*Work to be completed*: Omit the pictures from the entries below and retype everything else exactly.

— START —

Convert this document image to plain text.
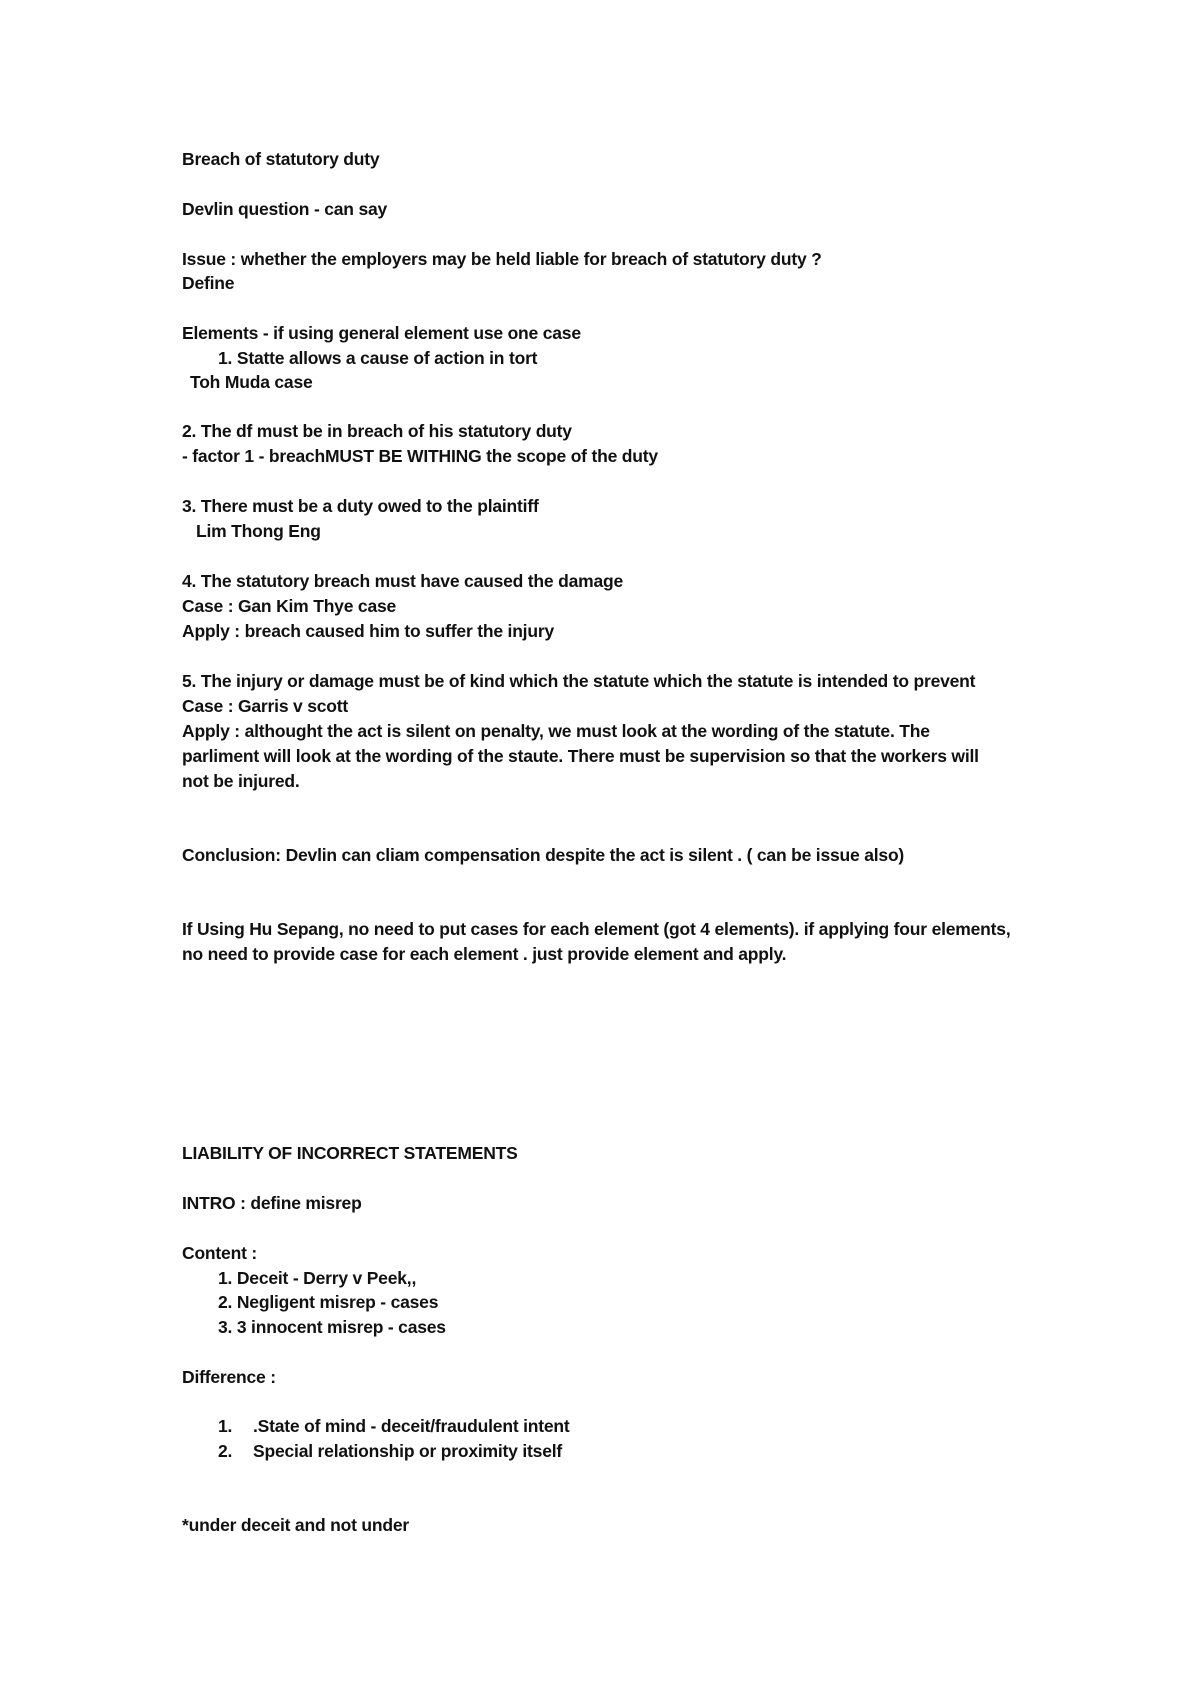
Breach of statutory duty
Devlin question - can say
Issue : whether the employers may be held liable for breach of statutory duty ?
Define
Elements - if using general element use one case
1. Statte allows a cause of action in tort
Toh Muda case
2. The df must be in breach of his statutory duty
- factor 1 - breachMUST BE WITHING the scope of the duty
3. There must be a duty owed to the plaintiff
Lim Thong Eng
4. The statutory breach must have caused the damage
Case : Gan Kim Thye case
Apply : breach caused him to suffer the injury
5. The injury or damage must be of kind which the statute which the statute is intended to prevent
Case : Garris v scott
Apply : althought the act is silent on penalty, we must look at the wording of the statute. The
parliment will look at the wording of the staute. There must be supervision so that the workers will
not be injured.
Conclusion: Devlin can cliam compensation despite the act is silent . ( can be issue also)
If Using Hu Sepang, no need to put cases for each element (got 4 elements). if applying four elements,
no need to provide case for each element . just provide element and apply.
LIABILITY OF INCORRECT STATEMENTS
INTRO : define misrep
Content :
1. Deceit - Derry v Peek,,
2. Negligent misrep - cases
3. 3 innocent misrep - cases
Difference :
1. .State of mind - deceit/fraudulent intent
2. Special relationship or proximity itself
*under deceit and not under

— END —

*Solution*:
Convert this document image to plain text.
Breach of statutory duty
Devlin question - can say
Issue : whether the employers may be held liable for breach of statutory duty ?
Define
Elements - if using general element use one case
1. Statte allows a cause of action in tort
Toh Muda case
2. The df must be in breach of his statutory duty
- factor 1 - breachMUST BE WITHING the scope of the duty
3. There must be a duty owed to the plaintiff
Lim Thong Eng
4. The statutory breach must have caused the damage
Case : Gan Kim Thye case
Apply : breach caused him to suffer the injury
5. The injury or damage must be of kind which the statute which the statute is intended to prevent
Case : Garris v scott
Apply : althought the act is silent on penalty, we must look at the wording of the statute. The
parliment will look at the wording of the staute. There must be supervision so that the workers will
not be injured.
Conclusion: Devlin can cliam compensation despite the act is silent . ( can be issue also)
If Using Hu Sepang, no need to put cases for each element (got 4 elements). if applying four elements,
no need to provide case for each element . just provide element and apply.
LIABILITY OF INCORRECT STATEMENTS
INTRO : define misrep
Content :
1. Deceit - Derry v Peek,,
2. Negligent misrep - cases
3. 3 innocent misrep - cases
Difference :
1. .State of mind - deceit/fraudulent intent
2. Special relationship or proximity itself
*under deceit and not under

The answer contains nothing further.